--- Start INFORMATION SUPPLIED ---

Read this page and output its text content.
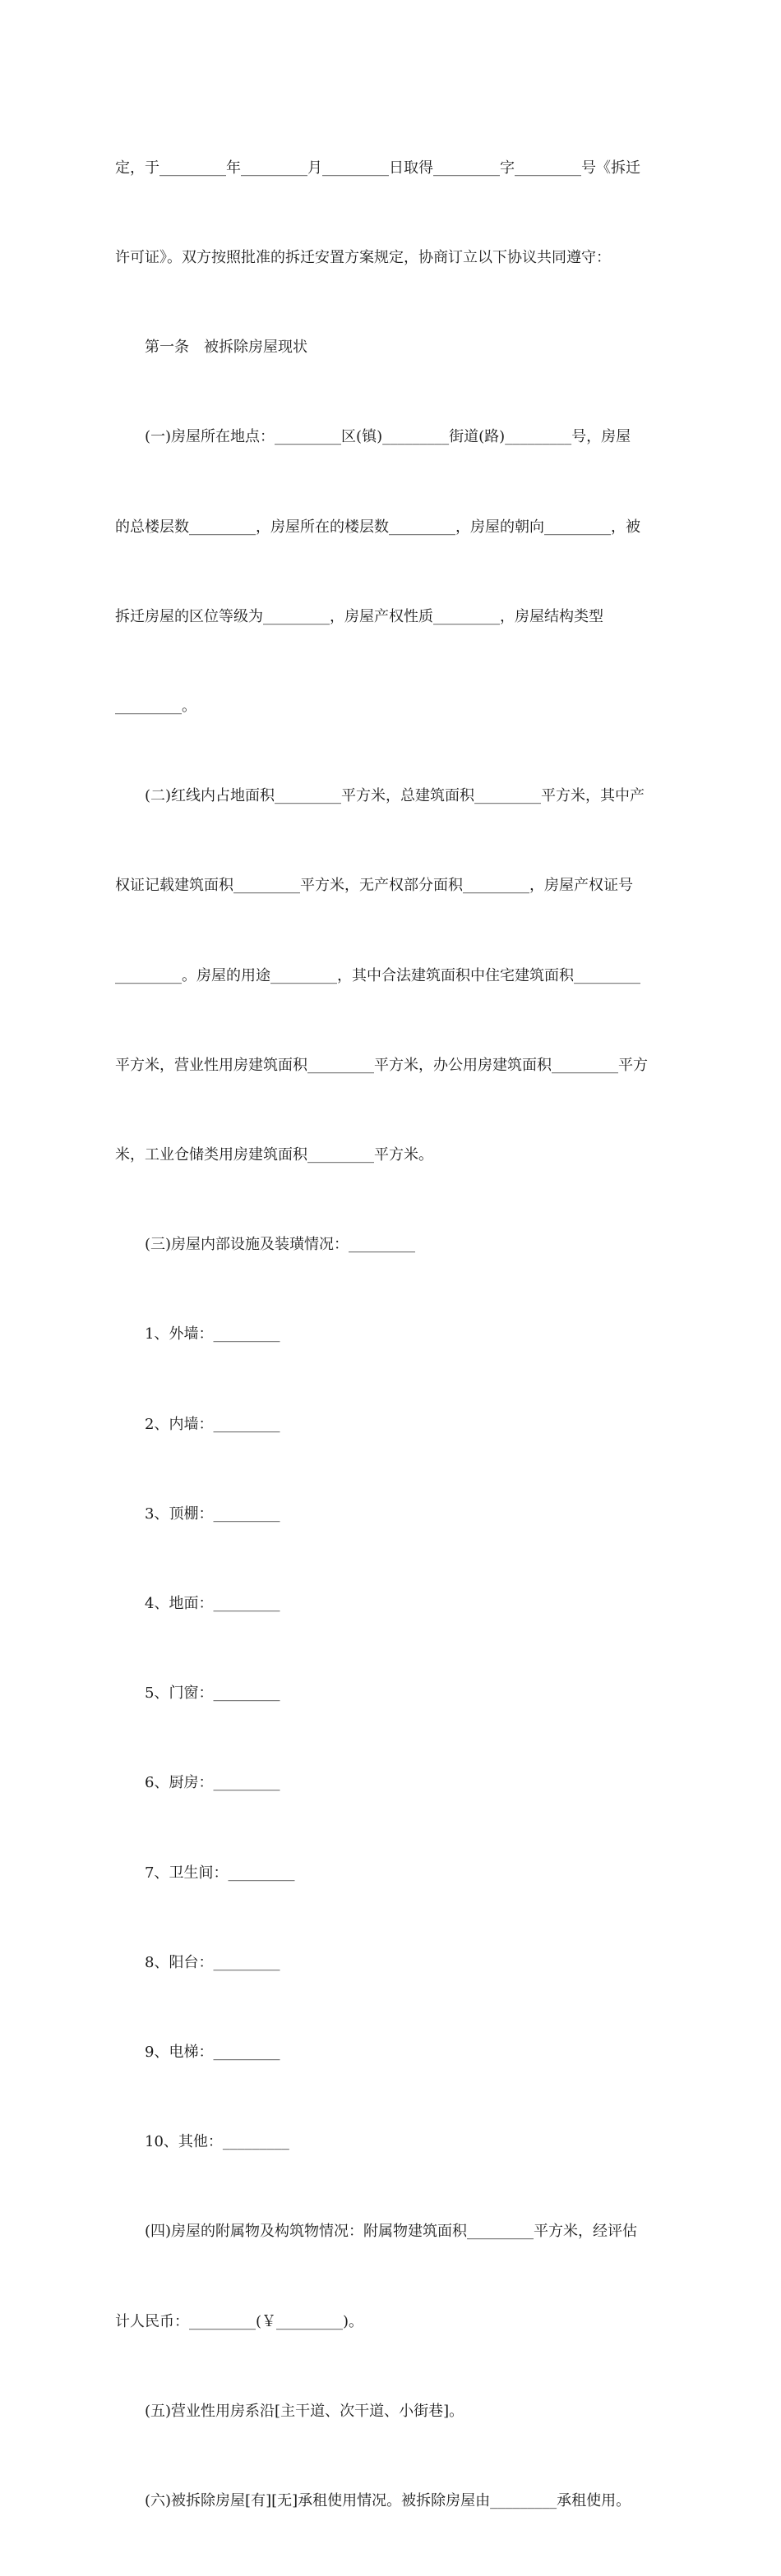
定，于_________年_________月_________日取得_________字_________号《拆迁

许可证》。双方按照批准的拆迁安置方案规定，协商订立以下协议共同遵守：

第一条　被拆除房屋现状

(一)房屋所在地点：_________区(镇)_________街道(路)_________号，房屋

的总楼层数_________，房屋所在的楼层数_________，房屋的朝向_________，被

拆迁房屋的区位等级为_________，房屋产权性质_________，房屋结构类型

_________。

(二)红线内占地面积_________平方米，总建筑面积_________平方米，其中产

权证记载建筑面积_________平方米，无产权部分面积_________，房屋产权证号

_________。房屋的用途_________，其中合法建筑面积中住宅建筑面积_________

平方米，营业性用房建筑面积_________平方米，办公用房建筑面积_________平方

米，工业仓储类用房建筑面积_________平方米。

(三)房屋内部设施及装璜情况：_________

1、外墙：_________

2、内墙：_________

3、顶棚：_________

4、地面：_________

5、门窗：_________

6、厨房：_________

7、卫生间：_________

8、阳台：_________

9、电梯：_________

10、其他：_________

(四)房屋的附属物及构筑物情况：附属物建筑面积_________平方米，经评估

计人民币：_________(￥_________)。

(五)营业性用房系沿[主干道、次干道、小街巷]。

(六)被拆除房屋[有][无]承租使用情况。被拆除房屋由_________承租使用。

--- End INFORMATION SUPPLIED ---

### WHAT TO PRODUCE:
Repeat all of the data above word for word, minus the pictures.

### SOLUTION FOR THIS TASK:
Read this page and output its text content.
定，于_________年_________月_________日取得_________字_________号《拆迁

许可证》。双方按照批准的拆迁安置方案规定，协商订立以下协议共同遵守：

第一条　被拆除房屋现状

(一)房屋所在地点：_________区(镇)_________街道(路)_________号，房屋

的总楼层数_________，房屋所在的楼层数_________，房屋的朝向_________，被

拆迁房屋的区位等级为_________，房屋产权性质_________，房屋结构类型

_________。

(二)红线内占地面积_________平方米，总建筑面积_________平方米，其中产

权证记载建筑面积_________平方米，无产权部分面积_________，房屋产权证号

_________。房屋的用途_________，其中合法建筑面积中住宅建筑面积_________

平方米，营业性用房建筑面积_________平方米，办公用房建筑面积_________平方

米，工业仓储类用房建筑面积_________平方米。

(三)房屋内部设施及装璜情况：_________

1、外墙：_________

2、内墙：_________

3、顶棚：_________

4、地面：_________

5、门窗：_________

6、厨房：_________

7、卫生间：_________

8、阳台：_________

9、电梯：_________

10、其他：_________

(四)房屋的附属物及构筑物情况：附属物建筑面积_________平方米，经评估

计人民币：_________(￥_________)。

(五)营业性用房系沿[主干道、次干道、小街巷]。

(六)被拆除房屋[有][无]承租使用情况。被拆除房屋由_________承租使用。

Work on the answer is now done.